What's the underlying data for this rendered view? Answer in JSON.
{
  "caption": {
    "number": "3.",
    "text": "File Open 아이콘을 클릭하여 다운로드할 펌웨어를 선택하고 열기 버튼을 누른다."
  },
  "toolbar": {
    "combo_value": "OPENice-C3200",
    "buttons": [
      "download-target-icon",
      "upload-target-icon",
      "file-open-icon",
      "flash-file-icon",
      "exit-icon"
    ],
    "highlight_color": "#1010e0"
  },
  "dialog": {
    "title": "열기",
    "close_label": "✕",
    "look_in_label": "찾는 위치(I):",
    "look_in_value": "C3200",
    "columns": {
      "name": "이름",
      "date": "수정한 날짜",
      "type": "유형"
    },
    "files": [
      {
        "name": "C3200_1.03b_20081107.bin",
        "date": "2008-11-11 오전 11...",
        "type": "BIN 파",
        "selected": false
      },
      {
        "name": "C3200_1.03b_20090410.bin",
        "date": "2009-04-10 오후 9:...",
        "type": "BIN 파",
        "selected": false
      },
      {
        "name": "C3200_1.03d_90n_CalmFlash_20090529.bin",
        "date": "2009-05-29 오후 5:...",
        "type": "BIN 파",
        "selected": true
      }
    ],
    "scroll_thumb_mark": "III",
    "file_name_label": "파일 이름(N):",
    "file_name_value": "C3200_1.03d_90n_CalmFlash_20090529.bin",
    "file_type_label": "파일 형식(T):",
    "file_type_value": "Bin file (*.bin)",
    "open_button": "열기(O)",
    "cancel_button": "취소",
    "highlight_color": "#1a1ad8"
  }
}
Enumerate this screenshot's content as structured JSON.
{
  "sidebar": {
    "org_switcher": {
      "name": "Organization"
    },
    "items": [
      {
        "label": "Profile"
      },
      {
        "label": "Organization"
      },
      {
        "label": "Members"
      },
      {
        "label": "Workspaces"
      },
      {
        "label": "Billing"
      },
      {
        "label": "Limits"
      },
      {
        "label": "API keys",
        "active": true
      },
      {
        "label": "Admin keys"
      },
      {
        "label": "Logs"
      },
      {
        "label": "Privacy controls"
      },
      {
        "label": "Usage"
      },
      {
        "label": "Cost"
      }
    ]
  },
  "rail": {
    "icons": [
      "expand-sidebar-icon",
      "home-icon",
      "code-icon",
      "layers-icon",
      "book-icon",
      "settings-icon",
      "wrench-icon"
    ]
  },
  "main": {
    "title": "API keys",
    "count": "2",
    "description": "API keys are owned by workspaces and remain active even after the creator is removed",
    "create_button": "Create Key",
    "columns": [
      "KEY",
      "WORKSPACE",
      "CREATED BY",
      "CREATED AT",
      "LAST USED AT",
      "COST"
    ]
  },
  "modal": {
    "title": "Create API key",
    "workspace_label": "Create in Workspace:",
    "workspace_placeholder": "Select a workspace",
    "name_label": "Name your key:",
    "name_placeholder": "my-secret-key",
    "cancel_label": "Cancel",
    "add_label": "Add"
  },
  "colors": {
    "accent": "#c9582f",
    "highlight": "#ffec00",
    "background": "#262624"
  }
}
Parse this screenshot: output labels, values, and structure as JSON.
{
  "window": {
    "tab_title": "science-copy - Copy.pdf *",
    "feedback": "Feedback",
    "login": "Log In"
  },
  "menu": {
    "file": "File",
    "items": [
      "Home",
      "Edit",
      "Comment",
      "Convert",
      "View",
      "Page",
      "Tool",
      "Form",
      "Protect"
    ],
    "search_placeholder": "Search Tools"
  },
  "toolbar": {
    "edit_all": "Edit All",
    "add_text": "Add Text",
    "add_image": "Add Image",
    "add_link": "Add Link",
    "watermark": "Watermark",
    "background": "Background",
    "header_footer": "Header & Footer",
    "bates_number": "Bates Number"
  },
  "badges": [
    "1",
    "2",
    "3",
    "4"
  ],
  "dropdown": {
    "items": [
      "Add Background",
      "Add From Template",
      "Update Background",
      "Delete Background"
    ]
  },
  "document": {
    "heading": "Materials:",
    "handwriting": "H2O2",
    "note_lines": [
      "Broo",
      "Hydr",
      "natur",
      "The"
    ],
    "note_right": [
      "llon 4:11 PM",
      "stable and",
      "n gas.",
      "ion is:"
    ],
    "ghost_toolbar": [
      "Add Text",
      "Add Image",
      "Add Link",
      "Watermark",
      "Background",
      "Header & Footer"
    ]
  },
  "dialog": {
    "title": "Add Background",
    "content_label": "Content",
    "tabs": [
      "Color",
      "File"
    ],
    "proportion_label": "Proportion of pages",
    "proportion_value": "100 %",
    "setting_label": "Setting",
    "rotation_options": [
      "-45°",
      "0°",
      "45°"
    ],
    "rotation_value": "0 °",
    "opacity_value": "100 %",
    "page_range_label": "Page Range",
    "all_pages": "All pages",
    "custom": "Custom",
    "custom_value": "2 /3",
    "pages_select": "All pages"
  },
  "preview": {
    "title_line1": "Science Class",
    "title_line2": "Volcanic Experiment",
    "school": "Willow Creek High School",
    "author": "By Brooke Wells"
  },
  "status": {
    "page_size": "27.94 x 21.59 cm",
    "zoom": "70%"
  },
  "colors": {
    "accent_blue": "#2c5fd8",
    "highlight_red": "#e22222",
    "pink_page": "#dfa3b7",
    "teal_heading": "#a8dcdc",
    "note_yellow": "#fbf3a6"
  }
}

▸ What the task asks: Please copy out each record, character for character.

▸ Answer to the problem:
What's the underlying data for this rendered view? Answer in JSON.
{
  "caption": {
    "number": "3.",
    "text": "File Open 아이콘을 클릭하여 다운로드할 펌웨어를 선택하고 열기 버튼을 누른다."
  },
  "toolbar": {
    "combo_value": "OPENice-C3200",
    "buttons": [
      "download-target-icon",
      "upload-target-icon",
      "file-open-icon",
      "flash-file-icon",
      "exit-icon"
    ],
    "highlight_color": "#1010e0"
  },
  "dialog": {
    "title": "열기",
    "close_label": "✕",
    "look_in_label": "찾는 위치(I):",
    "look_in_value": "C3200",
    "columns": {
      "name": "이름",
      "date": "수정한 날짜",
      "type": "유형"
    },
    "files": [
      {
        "name": "C3200_1.03b_20081107.bin",
        "date": "2008-11-11 오전 11...",
        "type": "BIN 파",
        "selected": false
      },
      {
        "name": "C3200_1.03b_20090410.bin",
        "date": "2009-04-10 오후 9:...",
        "type": "BIN 파",
        "selected": false
      },
      {
        "name": "C3200_1.03d_90n_CalmFlash_20090529.bin",
        "date": "2009-05-29 오후 5:...",
        "type": "BIN 파",
        "selected": true
      }
    ],
    "scroll_thumb_mark": "III",
    "file_name_label": "파일 이름(N):",
    "file_name_value": "C3200_1.03d_90n_CalmFlash_20090529.bin",
    "file_type_label": "파일 형식(T):",
    "file_type_value": "Bin file (*.bin)",
    "open_button": "열기(O)",
    "cancel_button": "취소",
    "highlight_color": "#1a1ad8"
  }
}
Enumerate this screenshot's content as structured JSON.
{
  "sidebar": {
    "org_switcher": {
      "name": "Organization"
    },
    "items": [
      {
        "label": "Profile"
      },
      {
        "label": "Organization"
      },
      {
        "label": "Members"
      },
      {
        "label": "Workspaces"
      },
      {
        "label": "Billing"
      },
      {
        "label": "Limits"
      },
      {
        "label": "API keys",
        "active": true
      },
      {
        "label": "Admin keys"
      },
      {
        "label": "Logs"
      },
      {
        "label": "Privacy controls"
      },
      {
        "label": "Usage"
      },
      {
        "label": "Cost"
      }
    ]
  },
  "rail": {
    "icons": [
      "expand-sidebar-icon",
      "home-icon",
      "code-icon",
      "layers-icon",
      "book-icon",
      "settings-icon",
      "wrench-icon"
    ]
  },
  "main": {
    "title": "API keys",
    "count": "2",
    "description": "API keys are owned by workspaces and remain active even after the creator is removed",
    "create_button": "Create Key",
    "columns": [
      "KEY",
      "WORKSPACE",
      "CREATED BY",
      "CREATED AT",
      "LAST USED AT",
      "COST"
    ]
  },
  "modal": {
    "title": "Create API key",
    "workspace_label": "Create in Workspace:",
    "workspace_placeholder": "Select a workspace",
    "name_label": "Name your key:",
    "name_placeholder": "my-secret-key",
    "cancel_label": "Cancel",
    "add_label": "Add"
  },
  "colors": {
    "accent": "#c9582f",
    "highlight": "#ffec00",
    "background": "#262624"
  }
}
Parse this screenshot: output labels, values, and structure as JSON.
{
  "window": {
    "tab_title": "science-copy - Copy.pdf *",
    "feedback": "Feedback",
    "login": "Log In"
  },
  "menu": {
    "file": "File",
    "items": [
      "Home",
      "Edit",
      "Comment",
      "Convert",
      "View",
      "Page",
      "Tool",
      "Form",
      "Protect"
    ],
    "search_placeholder": "Search Tools"
  },
  "toolbar": {
    "edit_all": "Edit All",
    "add_text": "Add Text",
    "add_image": "Add Image",
    "add_link": "Add Link",
    "watermark": "Watermark",
    "background": "Background",
    "header_footer": "Header & Footer",
    "bates_number": "Bates Number"
  },
  "badges": [
    "1",
    "2",
    "3",
    "4"
  ],
  "dropdown": {
    "items": [
      "Add Background",
      "Add From Template",
      "Update Background",
      "Delete Background"
    ]
  },
  "document": {
    "heading": "Materials:",
    "handwriting": "H2O2",
    "note_lines": [
      "Broo",
      "Hydr",
      "natur",
      "The"
    ],
    "note_right": [
      "llon 4:11 PM",
      "stable and",
      "n gas.",
      "ion is:"
    ],
    "ghost_toolbar": [
      "Add Text",
      "Add Image",
      "Add Link",
      "Watermark",
      "Background",
      "Header & Footer"
    ]
  },
  "dialog": {
    "title": "Add Background",
    "content_label": "Content",
    "tabs": [
      "Color",
      "File"
    ],
    "proportion_label": "Proportion of pages",
    "proportion_value": "100 %",
    "setting_label": "Setting",
    "rotation_options": [
      "-45°",
      "0°",
      "45°"
    ],
    "rotation_value": "0 °",
    "opacity_value": "100 %",
    "page_range_label": "Page Range",
    "all_pages": "All pages",
    "custom": "Custom",
    "custom_value": "2 /3",
    "pages_select": "All pages"
  },
  "preview": {
    "title_line1": "Science Class",
    "title_line2": "Volcanic Experiment",
    "school": "Willow Creek High School",
    "author": "By Brooke Wells"
  },
  "status": {
    "page_size": "27.94 x 21.59 cm",
    "zoom": "70%"
  },
  "colors": {
    "accent_blue": "#2c5fd8",
    "highlight_red": "#e22222",
    "pink_page": "#dfa3b7",
    "teal_heading": "#a8dcdc",
    "note_yellow": "#fbf3a6"
  }
}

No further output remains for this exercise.